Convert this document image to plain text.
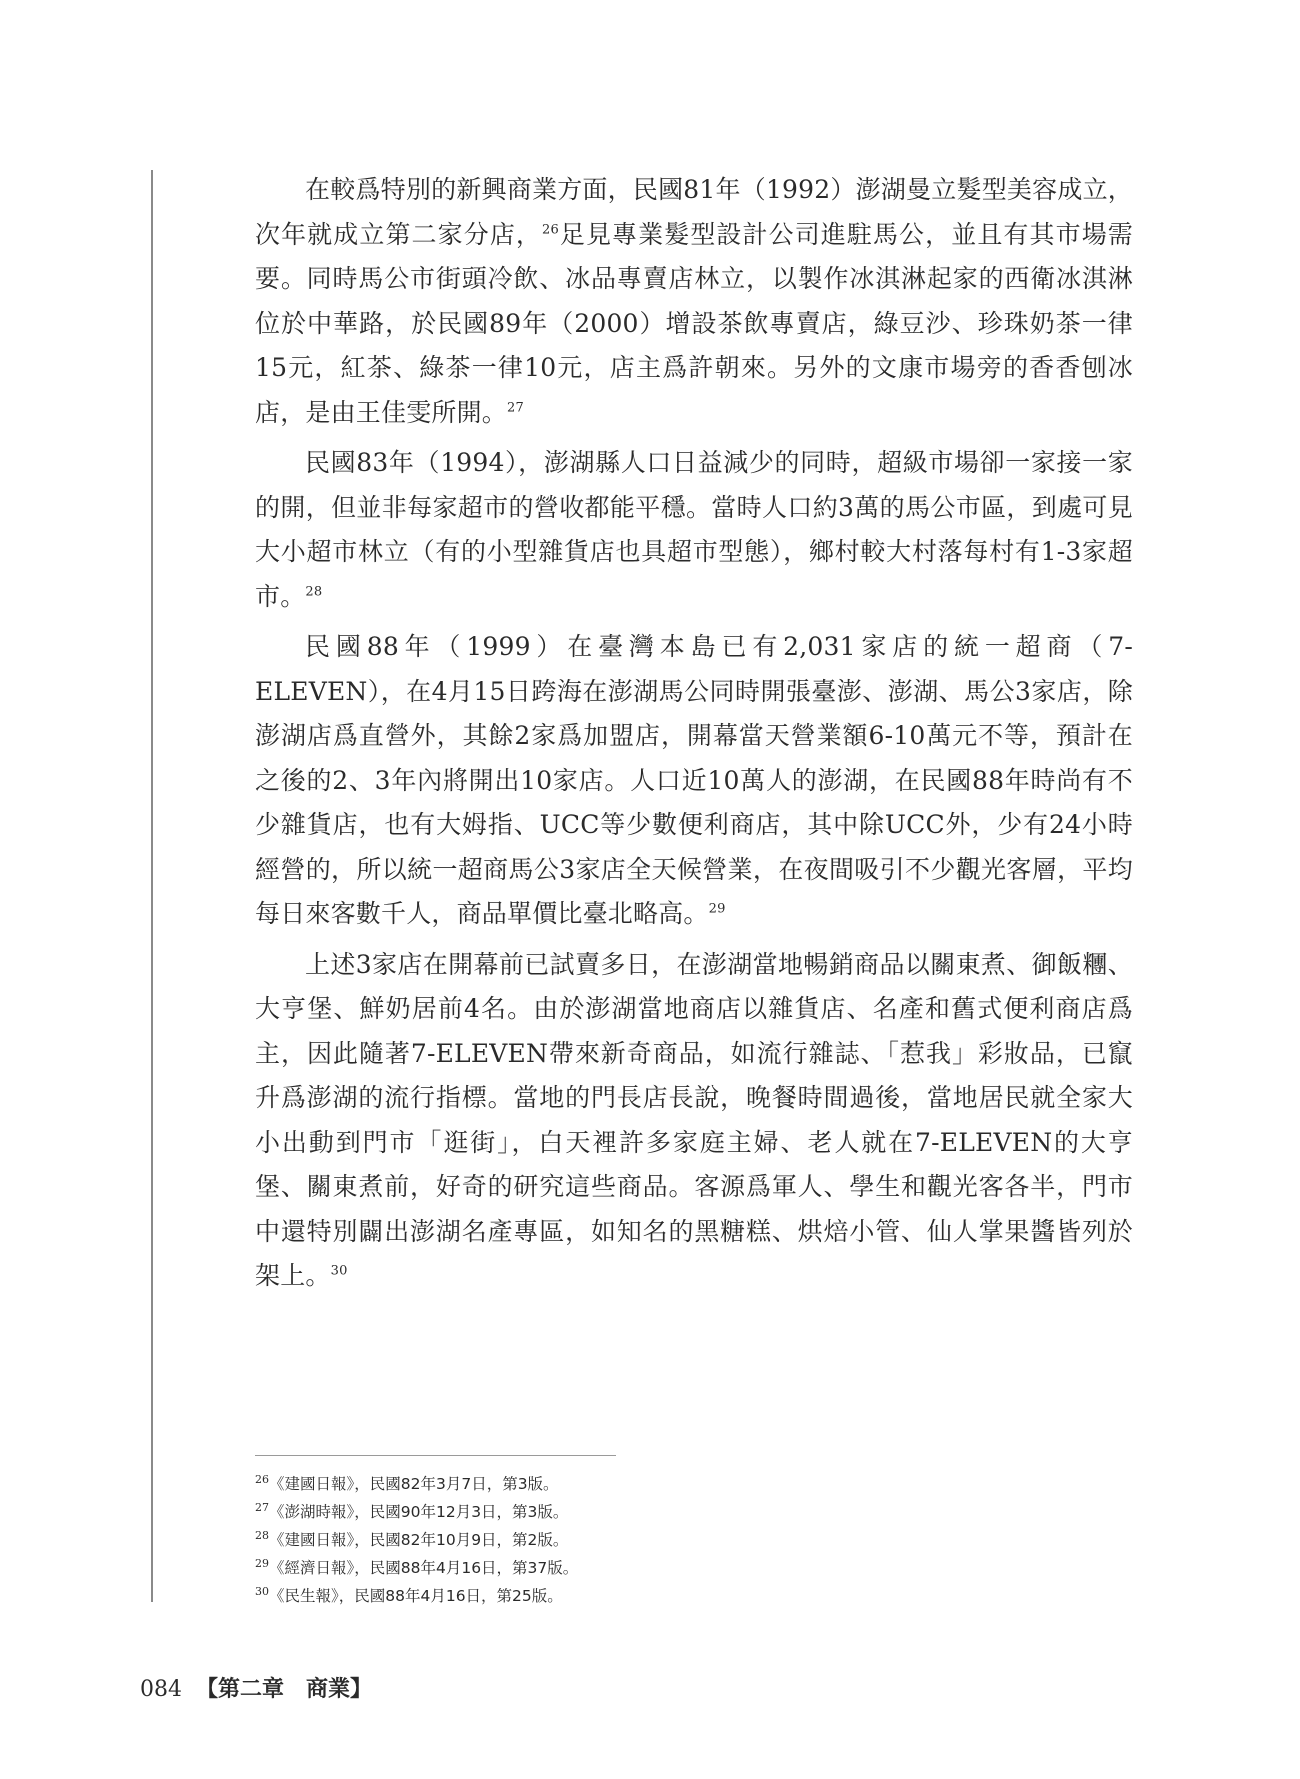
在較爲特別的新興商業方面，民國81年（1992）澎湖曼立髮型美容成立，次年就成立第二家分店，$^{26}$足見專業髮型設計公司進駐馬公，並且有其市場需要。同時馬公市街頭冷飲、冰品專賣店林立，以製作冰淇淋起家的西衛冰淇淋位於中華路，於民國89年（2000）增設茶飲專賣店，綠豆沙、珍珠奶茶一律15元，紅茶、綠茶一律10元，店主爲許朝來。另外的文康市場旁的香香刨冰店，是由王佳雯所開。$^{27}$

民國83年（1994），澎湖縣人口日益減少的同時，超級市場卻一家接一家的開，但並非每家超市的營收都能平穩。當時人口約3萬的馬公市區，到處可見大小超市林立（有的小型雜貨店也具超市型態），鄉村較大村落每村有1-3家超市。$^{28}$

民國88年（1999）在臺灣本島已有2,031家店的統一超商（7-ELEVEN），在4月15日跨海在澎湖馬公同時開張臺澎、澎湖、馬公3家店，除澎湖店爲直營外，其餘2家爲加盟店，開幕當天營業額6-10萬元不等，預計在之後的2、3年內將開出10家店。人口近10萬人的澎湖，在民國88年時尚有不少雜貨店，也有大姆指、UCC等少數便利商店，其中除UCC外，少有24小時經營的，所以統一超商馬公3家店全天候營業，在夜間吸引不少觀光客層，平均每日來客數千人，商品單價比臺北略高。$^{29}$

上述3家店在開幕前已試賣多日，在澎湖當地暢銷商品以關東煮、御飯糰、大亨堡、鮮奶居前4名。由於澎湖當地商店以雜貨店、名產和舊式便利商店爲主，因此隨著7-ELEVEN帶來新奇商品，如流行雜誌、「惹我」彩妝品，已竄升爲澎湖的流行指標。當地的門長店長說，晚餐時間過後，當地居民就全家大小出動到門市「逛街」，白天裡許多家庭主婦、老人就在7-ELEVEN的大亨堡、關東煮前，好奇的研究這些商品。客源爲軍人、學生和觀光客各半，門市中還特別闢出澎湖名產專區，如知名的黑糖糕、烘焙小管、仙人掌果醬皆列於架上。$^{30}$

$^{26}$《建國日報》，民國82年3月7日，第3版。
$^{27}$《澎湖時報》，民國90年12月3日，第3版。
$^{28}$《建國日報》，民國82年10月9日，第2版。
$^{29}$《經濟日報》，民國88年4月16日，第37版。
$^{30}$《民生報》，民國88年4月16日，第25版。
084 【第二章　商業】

+ + + +

**WHAT TO DO:**
Omitting all images, print the listing exactly.

**RESULT FOR THIS EXERCISE:**
Convert this document image to plain text.
在較爲特別的新興商業方面，民國81年（1992）澎湖曼立髮型美容成立，次年就成立第二家分店，$^{26}$足見專業髮型設計公司進駐馬公，並且有其市場需要。同時馬公市街頭冷飲、冰品專賣店林立，以製作冰淇淋起家的西衛冰淇淋位於中華路，於民國89年（2000）增設茶飲專賣店，綠豆沙、珍珠奶茶一律15元，紅茶、綠茶一律10元，店主爲許朝來。另外的文康市場旁的香香刨冰店，是由王佳雯所開。$^{27}$

民國83年（1994），澎湖縣人口日益減少的同時，超級市場卻一家接一家的開，但並非每家超市的營收都能平穩。當時人口約3萬的馬公市區，到處可見大小超市林立（有的小型雜貨店也具超市型態），鄉村較大村落每村有1-3家超市。$^{28}$

民國88年（1999）在臺灣本島已有2,031家店的統一超商（7-ELEVEN），在4月15日跨海在澎湖馬公同時開張臺澎、澎湖、馬公3家店，除澎湖店爲直營外，其餘2家爲加盟店，開幕當天營業額6-10萬元不等，預計在之後的2、3年內將開出10家店。人口近10萬人的澎湖，在民國88年時尚有不少雜貨店，也有大姆指、UCC等少數便利商店，其中除UCC外，少有24小時經營的，所以統一超商馬公3家店全天候營業，在夜間吸引不少觀光客層，平均每日來客數千人，商品單價比臺北略高。$^{29}$

上述3家店在開幕前已試賣多日，在澎湖當地暢銷商品以關東煮、御飯糰、大亨堡、鮮奶居前4名。由於澎湖當地商店以雜貨店、名產和舊式便利商店爲主，因此隨著7-ELEVEN帶來新奇商品，如流行雜誌、「惹我」彩妝品，已竄升爲澎湖的流行指標。當地的門長店長說，晚餐時間過後，當地居民就全家大小出動到門市「逛街」，白天裡許多家庭主婦、老人就在7-ELEVEN的大亨堡、關東煮前，好奇的研究這些商品。客源爲軍人、學生和觀光客各半，門市中還特別闢出澎湖名產專區，如知名的黑糖糕、烘焙小管、仙人掌果醬皆列於架上。$^{30}$

$^{26}$《建國日報》，民國82年3月7日，第3版。
$^{27}$《澎湖時報》，民國90年12月3日，第3版。
$^{28}$《建國日報》，民國82年10月9日，第2版。
$^{29}$《經濟日報》，民國88年4月16日，第37版。
$^{30}$《民生報》，民國88年4月16日，第25版。
084 【第二章　商業】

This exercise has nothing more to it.